▸ TEXT

»»

Topic on Project:Support desk

Some pages index and other do not in CirrusSearch

15 comments • 22:28, 13 December 2022 1 year ago

15

Bruceillest (talkcontribs)

Running on Windows Server 2012R2

Product	Version
MediaWiki	1.32.0
PHP	7.2.7 (cgi-fcgi)
MySQL	8.0.15
ICU	61.1
Elasticsearch	5.6.16

Extension	Version
CirrusSearch	0.2 (b1fa4bd)07:47, 20 February 2019
Elastica	1.3.0.0 (9fcf88c)02:09, 11 October 2018

When I search I am able to populate information from some sites but not all. I did a &action=cirrusdump to most of my pages and I noticed that some of them gave me an output and others only showed this []. I ran the commands in the read me file and everything went through smoothly. I was wondering what extension/application is responsible for indexing the pages? is it ElasticSearch, CirrusSearch, or Elastica extension? Knowing this information should help me narrow down what configurations to focus on.

Thanks

Reply 16:28, 16 August 2019 4 years ago

MarkAHershberger (talkcontribs)

I wasn't aware of the action=cirrusdump parameter. Do the pages that return [] show up in search?

Reply 20:32, 17 August 2019 4 years ago

Bruceillest (talkcontribs)

Pages that return [] do no show up in search. The other thing is when I first set this up No pages were showing in search until I added &action=cirrusdump to the page and initially it would return [] but after hitting refresh it would populate I guess what they call the JSON output (example below): But on the majority of my pages it will only return []. This shows me that whatever auto process that is supposed to run to do this is not running the only thing is what is the process that supposed to run this?

««

▸ DATA SHOWN
»»

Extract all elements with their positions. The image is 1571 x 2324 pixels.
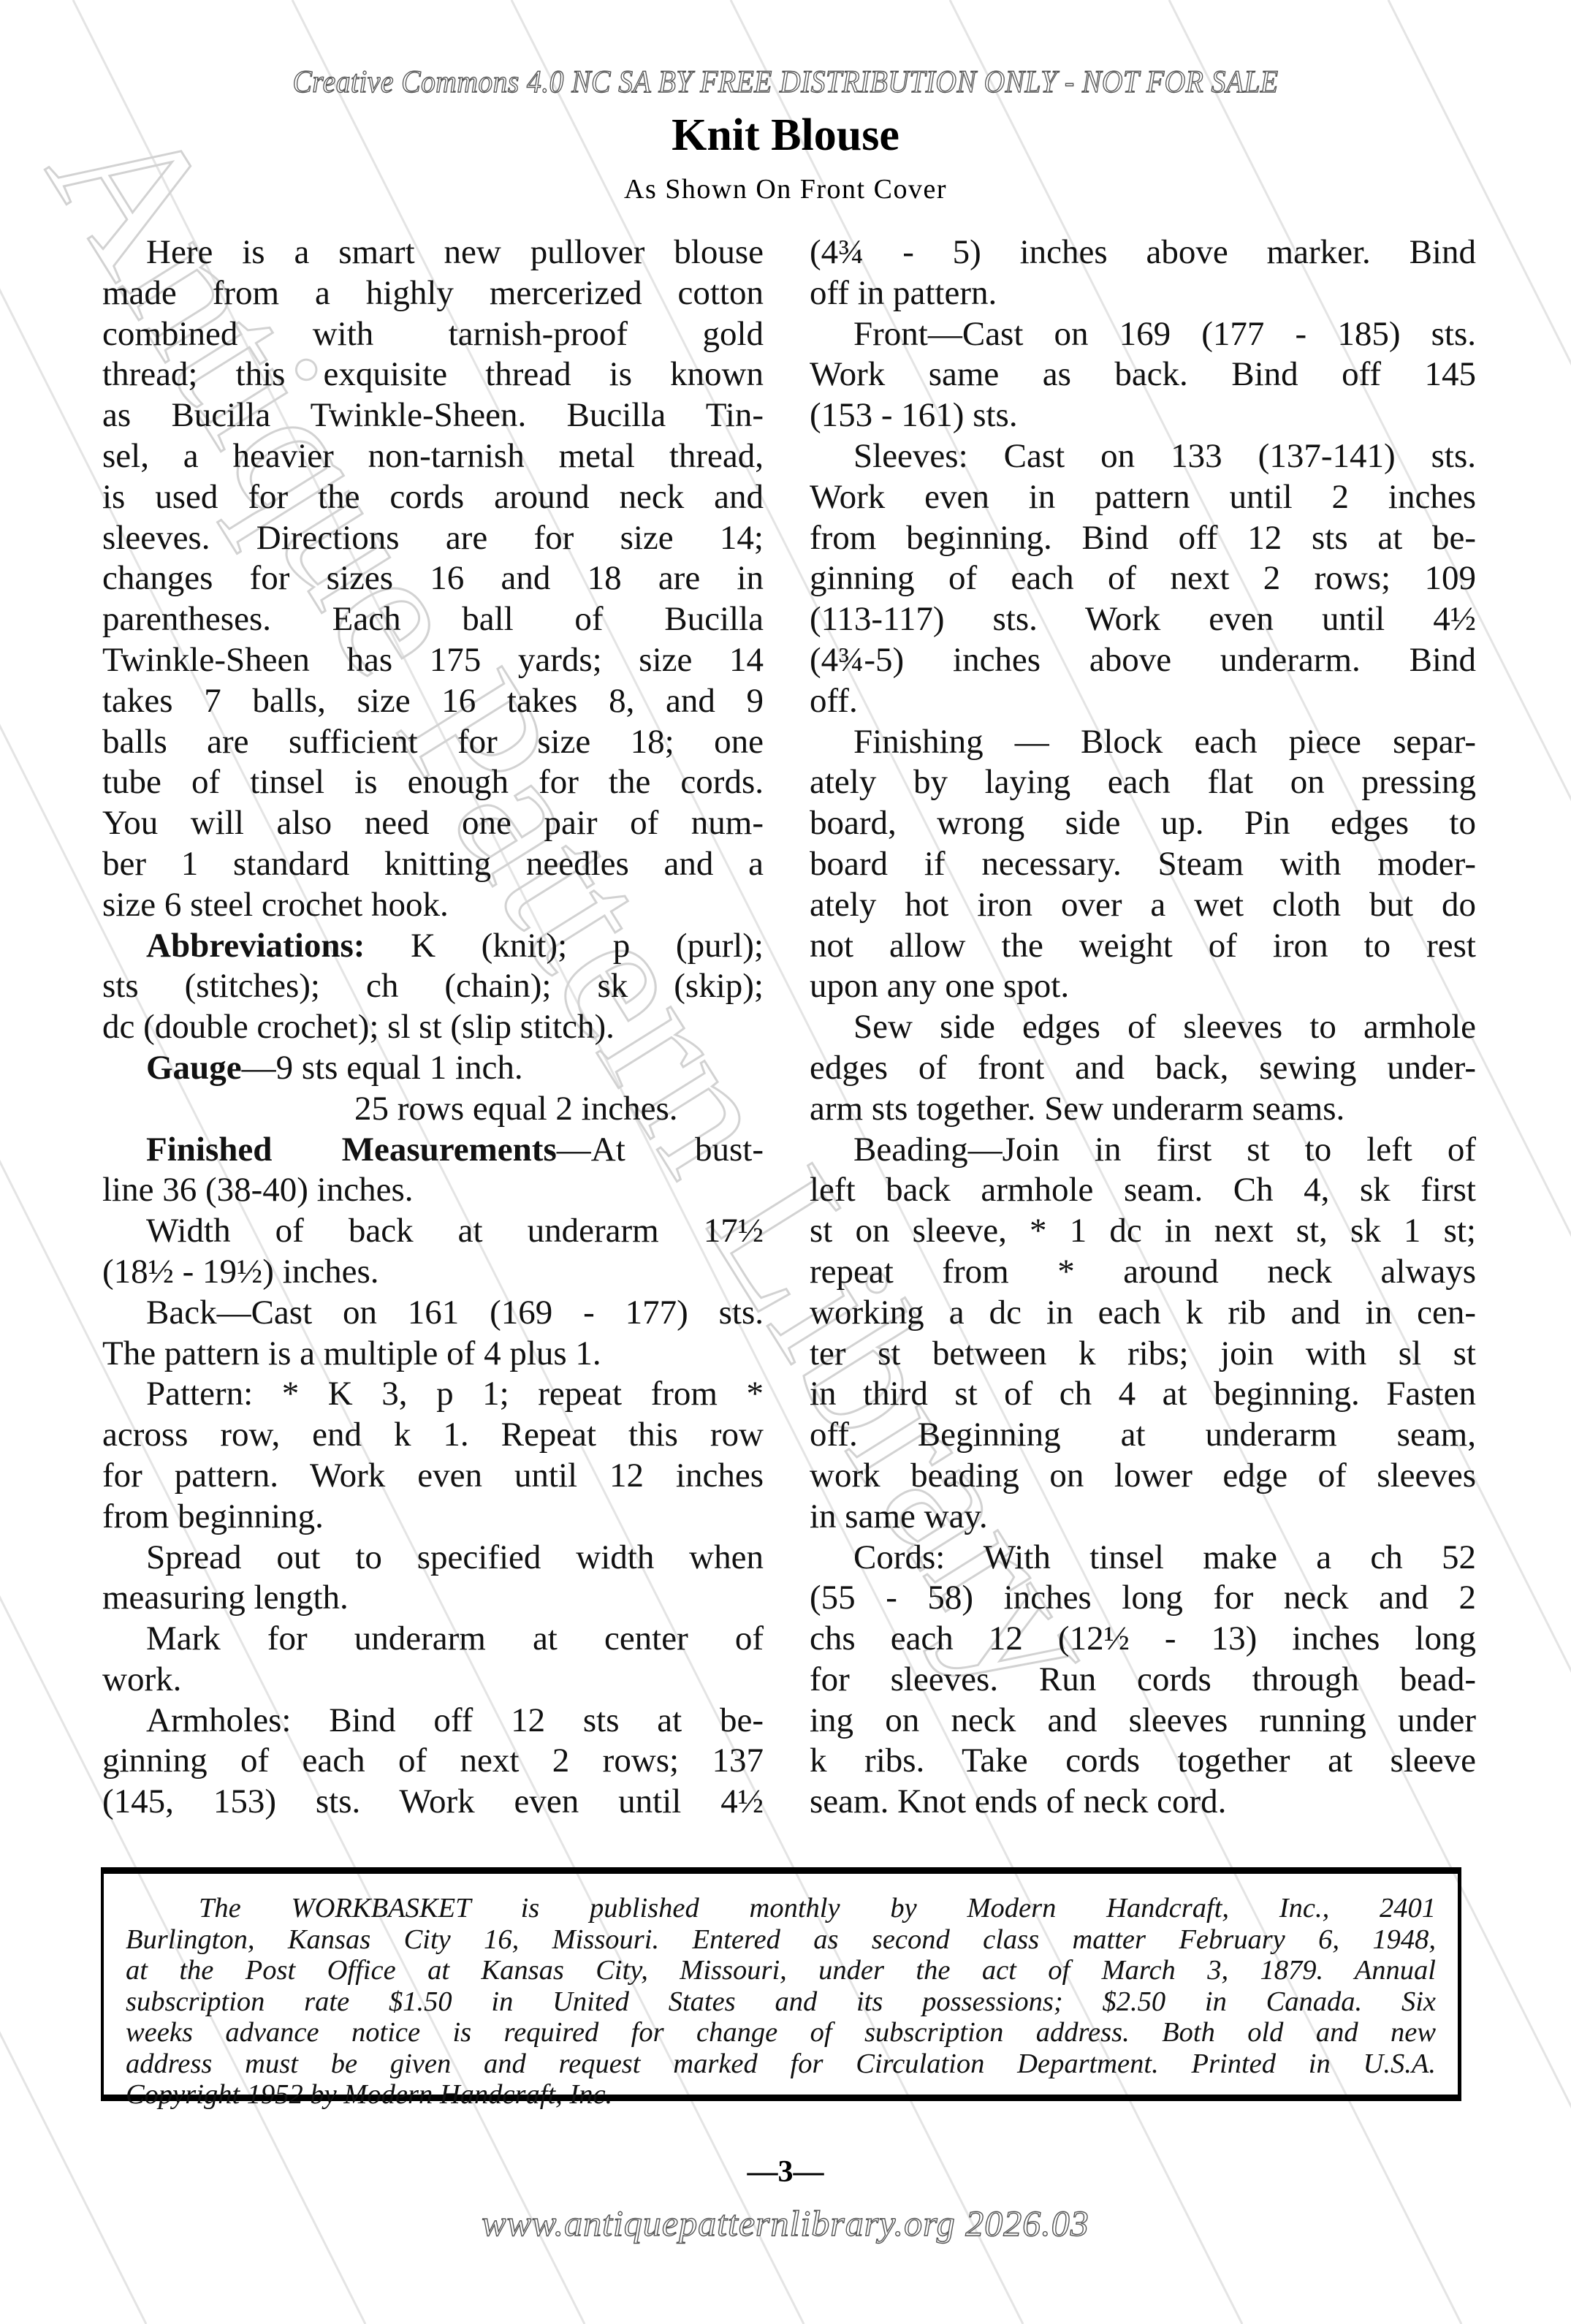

««

▸ SET EXERCISE 1
Using the thread on CirrusSearch indexing, state whether each statement agrees with it: (a) the commands in the read me file produced errors, (b) MarkAHershberger already knew of the action=cirrusdump parameter, (c) the installation runs on Windows Server 2012R2. Answer yes or no for each and quote the deciding words.
▸ SET EXERCISE 2
Carry on the thread on CirrusSearch indexing from the point where it stops.
The data is not needed for this work.

▸ EXERCISE RESULT 1
(a) No: "I ran the commands in the read me file and everything went through smoothly."
(b) No: "I wasn't aware of the action=cirrusdump parameter."
(c) Yes: "Running on Windows Server 2012R2"

▸ EXERCISE RESULT 2
[{"_index":"caswiki_content_XXXXXXXXXXX","_type":"page","_id":"1","_version":[],"_source":{"version":848,"wiki":"wiki","namespace":0,"namespace_text":"","title":"Main Page","timestamp":"2019-08-06T13:27:23Z","create_timestamp":"2019-02-11T18:01:17Z","category":[],"external_link":[],"outgoing_link":[],"template":[],"text":"Welcome to Wiki Need to know how to add info, Click on the link below for instructions. Wiki How Category:XXXXXX Category:XXXXXXXX Category:XXXXXXX Category:XXXXXX Category:XXXXXXXXX:Instructions Category:XXXXX Category:XXXXXXXXX Category:XXXXXXX Category:XXXXXXXXXXXXXXXX Category:XXXXXXXXX Category:XXXXXXXX Category:XXXXXXXXX","source_text":"Welcome to Wiki<\/big>\n\n\nNeed to know how to add info, Click on the link below for instructions.\n\n[http:\/\/houcaswiki01\/CAS\/index.php?title=Wiki_How Wiki How<\/u><\/big>]\n\n==Categories==\nSpecial:AllPages","text_bytes":239,"content_model":"wikitext","language":"en","heading":["Categories"],"opening_text":"Welcome to Wiki Need to know how to add info, Click on the link below for instructions. Wiki How","auxiliary_text":[],"defaultsort":false,"display_title":null,"redirect":[],"incoming_links":0}}]

Reply Edited 14:15, 3 September 2019 4 years ago

Bruceillest (talkcontribs)

Also I got those parameters from here: Extension:CirrusSearch#API

Reply 14:14, 19 August 2019 4 years ago

Ciencia Al Poder (talkcontribs)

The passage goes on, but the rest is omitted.